[Text content records for pages]
========================
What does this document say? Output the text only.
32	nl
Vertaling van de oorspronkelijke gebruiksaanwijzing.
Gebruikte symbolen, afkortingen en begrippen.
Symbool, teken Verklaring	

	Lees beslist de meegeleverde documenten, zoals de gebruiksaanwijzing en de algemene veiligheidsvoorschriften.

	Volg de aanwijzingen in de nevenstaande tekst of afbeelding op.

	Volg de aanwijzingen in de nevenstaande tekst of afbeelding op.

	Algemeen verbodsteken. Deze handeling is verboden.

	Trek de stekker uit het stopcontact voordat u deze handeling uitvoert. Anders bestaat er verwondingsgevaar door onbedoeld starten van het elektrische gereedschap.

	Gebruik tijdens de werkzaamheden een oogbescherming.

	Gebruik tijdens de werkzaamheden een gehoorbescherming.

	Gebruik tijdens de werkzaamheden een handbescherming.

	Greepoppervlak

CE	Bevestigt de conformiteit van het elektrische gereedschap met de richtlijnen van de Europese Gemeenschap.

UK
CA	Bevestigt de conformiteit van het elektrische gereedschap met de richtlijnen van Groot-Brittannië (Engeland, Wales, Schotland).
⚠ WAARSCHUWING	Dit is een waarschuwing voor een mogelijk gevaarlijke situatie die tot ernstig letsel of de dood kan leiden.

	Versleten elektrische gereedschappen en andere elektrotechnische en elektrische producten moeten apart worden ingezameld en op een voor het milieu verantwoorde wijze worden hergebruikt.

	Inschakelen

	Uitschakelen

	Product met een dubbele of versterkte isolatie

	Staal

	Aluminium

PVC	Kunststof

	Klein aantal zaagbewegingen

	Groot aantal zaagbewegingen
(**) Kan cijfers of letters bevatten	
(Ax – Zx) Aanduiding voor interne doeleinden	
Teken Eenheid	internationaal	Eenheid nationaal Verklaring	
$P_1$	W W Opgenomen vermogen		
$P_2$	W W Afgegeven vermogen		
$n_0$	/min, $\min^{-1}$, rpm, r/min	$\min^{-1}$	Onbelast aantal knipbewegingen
========================
> _WORK ORDER_: Your answer should be a single number: how many lines in the preceding entries contain "Bevestigt".

> _RESPONSE FOR THIS EXERCISE_: 2